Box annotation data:
>> start
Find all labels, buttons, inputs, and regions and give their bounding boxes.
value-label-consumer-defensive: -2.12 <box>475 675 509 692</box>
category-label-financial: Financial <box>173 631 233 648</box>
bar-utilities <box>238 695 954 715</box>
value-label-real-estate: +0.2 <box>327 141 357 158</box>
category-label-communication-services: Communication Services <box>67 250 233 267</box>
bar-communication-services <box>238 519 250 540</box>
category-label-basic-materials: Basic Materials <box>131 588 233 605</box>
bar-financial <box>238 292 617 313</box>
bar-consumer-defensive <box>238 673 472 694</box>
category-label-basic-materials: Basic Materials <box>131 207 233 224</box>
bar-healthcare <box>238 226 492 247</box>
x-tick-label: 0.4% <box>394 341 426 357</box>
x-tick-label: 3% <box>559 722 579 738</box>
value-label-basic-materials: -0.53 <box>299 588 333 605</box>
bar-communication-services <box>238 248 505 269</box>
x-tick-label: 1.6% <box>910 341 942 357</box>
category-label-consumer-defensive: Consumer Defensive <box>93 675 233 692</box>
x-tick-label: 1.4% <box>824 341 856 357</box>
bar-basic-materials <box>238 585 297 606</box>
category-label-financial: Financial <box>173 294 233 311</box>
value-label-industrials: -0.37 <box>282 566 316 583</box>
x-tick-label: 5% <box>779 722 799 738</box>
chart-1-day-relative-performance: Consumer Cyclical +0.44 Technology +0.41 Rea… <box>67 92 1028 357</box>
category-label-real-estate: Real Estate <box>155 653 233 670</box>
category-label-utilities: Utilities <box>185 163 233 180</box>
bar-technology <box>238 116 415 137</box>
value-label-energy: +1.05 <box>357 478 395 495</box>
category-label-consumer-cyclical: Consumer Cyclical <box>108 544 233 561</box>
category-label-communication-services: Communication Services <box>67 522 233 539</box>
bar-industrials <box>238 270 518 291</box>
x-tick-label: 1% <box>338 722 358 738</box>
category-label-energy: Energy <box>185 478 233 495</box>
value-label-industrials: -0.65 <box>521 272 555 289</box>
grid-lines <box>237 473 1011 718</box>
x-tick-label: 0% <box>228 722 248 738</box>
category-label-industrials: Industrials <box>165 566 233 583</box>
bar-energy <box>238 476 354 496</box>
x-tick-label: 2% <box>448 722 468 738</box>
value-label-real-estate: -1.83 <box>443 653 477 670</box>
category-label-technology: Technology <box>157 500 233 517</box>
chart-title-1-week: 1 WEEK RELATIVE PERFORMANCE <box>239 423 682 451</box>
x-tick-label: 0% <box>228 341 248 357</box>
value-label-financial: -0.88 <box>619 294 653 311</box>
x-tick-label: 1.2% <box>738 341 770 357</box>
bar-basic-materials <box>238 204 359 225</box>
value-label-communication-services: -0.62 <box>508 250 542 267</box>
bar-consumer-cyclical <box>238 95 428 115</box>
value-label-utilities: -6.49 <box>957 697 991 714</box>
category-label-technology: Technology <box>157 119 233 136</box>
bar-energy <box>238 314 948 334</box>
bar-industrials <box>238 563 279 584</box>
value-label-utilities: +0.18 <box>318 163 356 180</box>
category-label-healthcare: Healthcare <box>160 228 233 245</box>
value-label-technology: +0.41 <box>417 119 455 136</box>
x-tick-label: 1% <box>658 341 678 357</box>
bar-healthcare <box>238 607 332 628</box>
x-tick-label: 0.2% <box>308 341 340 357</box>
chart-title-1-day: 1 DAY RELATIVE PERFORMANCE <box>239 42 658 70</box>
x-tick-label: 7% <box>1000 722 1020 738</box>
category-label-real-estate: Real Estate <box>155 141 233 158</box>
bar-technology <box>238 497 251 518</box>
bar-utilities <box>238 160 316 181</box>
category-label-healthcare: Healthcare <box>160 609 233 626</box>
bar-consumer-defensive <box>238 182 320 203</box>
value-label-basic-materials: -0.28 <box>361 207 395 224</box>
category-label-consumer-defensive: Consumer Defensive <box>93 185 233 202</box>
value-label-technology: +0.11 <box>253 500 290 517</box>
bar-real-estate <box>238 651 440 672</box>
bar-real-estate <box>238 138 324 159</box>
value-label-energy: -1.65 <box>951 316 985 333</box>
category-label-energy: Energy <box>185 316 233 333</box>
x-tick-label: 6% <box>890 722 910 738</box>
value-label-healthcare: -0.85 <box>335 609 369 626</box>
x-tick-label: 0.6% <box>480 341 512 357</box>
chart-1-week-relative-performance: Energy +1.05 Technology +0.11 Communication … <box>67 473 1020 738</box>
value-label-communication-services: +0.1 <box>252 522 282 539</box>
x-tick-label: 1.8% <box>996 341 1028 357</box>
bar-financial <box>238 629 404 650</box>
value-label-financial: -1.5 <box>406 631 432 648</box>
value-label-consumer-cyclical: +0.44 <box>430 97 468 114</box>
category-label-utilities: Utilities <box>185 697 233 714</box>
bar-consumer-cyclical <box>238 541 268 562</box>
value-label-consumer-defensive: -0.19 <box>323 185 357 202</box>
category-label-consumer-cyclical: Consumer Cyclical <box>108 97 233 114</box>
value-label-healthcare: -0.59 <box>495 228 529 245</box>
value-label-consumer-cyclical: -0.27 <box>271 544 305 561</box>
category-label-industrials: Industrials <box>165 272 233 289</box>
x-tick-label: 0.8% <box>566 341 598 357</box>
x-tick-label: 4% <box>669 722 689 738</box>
>> end
Can you return every record above line for line, with no changes at all?

PROBLEM SOLUTION:
Find all labels, buttons, inputs, and regions and give their bounding boxes.
value-label-consumer-defensive: -2.12 <box>475 675 509 692</box>
category-label-financial: Financial <box>173 631 233 648</box>
bar-utilities <box>238 695 954 715</box>
value-label-real-estate: +0.2 <box>327 141 357 158</box>
category-label-communication-services: Communication Services <box>67 250 233 267</box>
bar-communication-services <box>238 519 250 540</box>
category-label-basic-materials: Basic Materials <box>131 588 233 605</box>
bar-financial <box>238 292 617 313</box>
bar-consumer-defensive <box>238 673 472 694</box>
category-label-basic-materials: Basic Materials <box>131 207 233 224</box>
bar-healthcare <box>238 226 492 247</box>
x-tick-label: 0.4% <box>394 341 426 357</box>
x-tick-label: 3% <box>559 722 579 738</box>
value-label-basic-materials: -0.53 <box>299 588 333 605</box>
bar-communication-services <box>238 248 505 269</box>
x-tick-label: 1.6% <box>910 341 942 357</box>
category-label-consumer-defensive: Consumer Defensive <box>93 675 233 692</box>
x-tick-label: 1.4% <box>824 341 856 357</box>
bar-basic-materials <box>238 585 297 606</box>
category-label-financial: Financial <box>173 294 233 311</box>
value-label-industrials: -0.37 <box>282 566 316 583</box>
x-tick-label: 5% <box>779 722 799 738</box>
chart-1-day-relative-performance: Consumer Cyclical +0.44 Technology +0.41 Rea… <box>67 92 1028 357</box>
category-label-real-estate: Real Estate <box>155 653 233 670</box>
category-label-utilities: Utilities <box>185 163 233 180</box>
bar-technology <box>238 116 415 137</box>
value-label-energy: +1.05 <box>357 478 395 495</box>
category-label-consumer-cyclical: Consumer Cyclical <box>108 544 233 561</box>
category-label-communication-services: Communication Services <box>67 522 233 539</box>
bar-industrials <box>238 270 518 291</box>
x-tick-label: 1% <box>338 722 358 738</box>
category-label-energy: Energy <box>185 478 233 495</box>
value-label-industrials: -0.65 <box>521 272 555 289</box>
grid-lines <box>237 473 1011 718</box>
x-tick-label: 0% <box>228 722 248 738</box>
category-label-industrials: Industrials <box>165 566 233 583</box>
bar-energy <box>238 476 354 496</box>
x-tick-label: 2% <box>448 722 468 738</box>
value-label-real-estate: -1.83 <box>443 653 477 670</box>
category-label-technology: Technology <box>157 500 233 517</box>
chart-title-1-week: 1 WEEK RELATIVE PERFORMANCE <box>239 423 682 451</box>
x-tick-label: 0% <box>228 341 248 357</box>
value-label-financial: -0.88 <box>619 294 653 311</box>
x-tick-label: 1.2% <box>738 341 770 357</box>
bar-basic-materials <box>238 204 359 225</box>
value-label-communication-services: -0.62 <box>508 250 542 267</box>
bar-consumer-cyclical <box>238 95 428 115</box>
value-label-utilities: -6.49 <box>957 697 991 714</box>
category-label-technology: Technology <box>157 119 233 136</box>
bar-energy <box>238 314 948 334</box>
bar-industrials <box>238 563 279 584</box>
value-label-utilities: +0.18 <box>318 163 356 180</box>
category-label-healthcare: Healthcare <box>160 228 233 245</box>
value-label-technology: +0.41 <box>417 119 455 136</box>
x-tick-label: 1% <box>658 341 678 357</box>
bar-healthcare <box>238 607 332 628</box>
x-tick-label: 0.2% <box>308 341 340 357</box>
chart-title-1-day: 1 DAY RELATIVE PERFORMANCE <box>239 42 658 70</box>
x-tick-label: 7% <box>1000 722 1020 738</box>
category-label-real-estate: Real Estate <box>155 141 233 158</box>
bar-technology <box>238 497 251 518</box>
bar-utilities <box>238 160 316 181</box>
category-label-healthcare: Healthcare <box>160 609 233 626</box>
bar-consumer-defensive <box>238 182 320 203</box>
value-label-basic-materials: -0.28 <box>361 207 395 224</box>
category-label-consumer-defensive: Consumer Defensive <box>93 185 233 202</box>
value-label-technology: +0.11 <box>253 500 290 517</box>
bar-real-estate <box>238 651 440 672</box>
bar-real-estate <box>238 138 324 159</box>
value-label-energy: -1.65 <box>951 316 985 333</box>
category-label-energy: Energy <box>185 316 233 333</box>
x-tick-label: 6% <box>890 722 910 738</box>
value-label-healthcare: -0.85 <box>335 609 369 626</box>
x-tick-label: 0.6% <box>480 341 512 357</box>
chart-1-week-relative-performance: Energy +1.05 Technology +0.11 Communication … <box>67 473 1020 738</box>
value-label-communication-services: +0.1 <box>252 522 282 539</box>
x-tick-label: 1.8% <box>996 341 1028 357</box>
bar-financial <box>238 629 404 650</box>
value-label-financial: -1.5 <box>406 631 432 648</box>
value-label-consumer-cyclical: +0.44 <box>430 97 468 114</box>
category-label-utilities: Utilities <box>185 697 233 714</box>
bar-consumer-cyclical <box>238 541 268 562</box>
value-label-consumer-defensive: -0.19 <box>323 185 357 202</box>
category-label-consumer-cyclical: Consumer Cyclical <box>108 97 233 114</box>
value-label-healthcare: -0.59 <box>495 228 529 245</box>
value-label-consumer-cyclical: -0.27 <box>271 544 305 561</box>
category-label-industrials: Industrials <box>165 272 233 289</box>
x-tick-label: 0.8% <box>566 341 598 357</box>
x-tick-label: 4% <box>669 722 689 738</box>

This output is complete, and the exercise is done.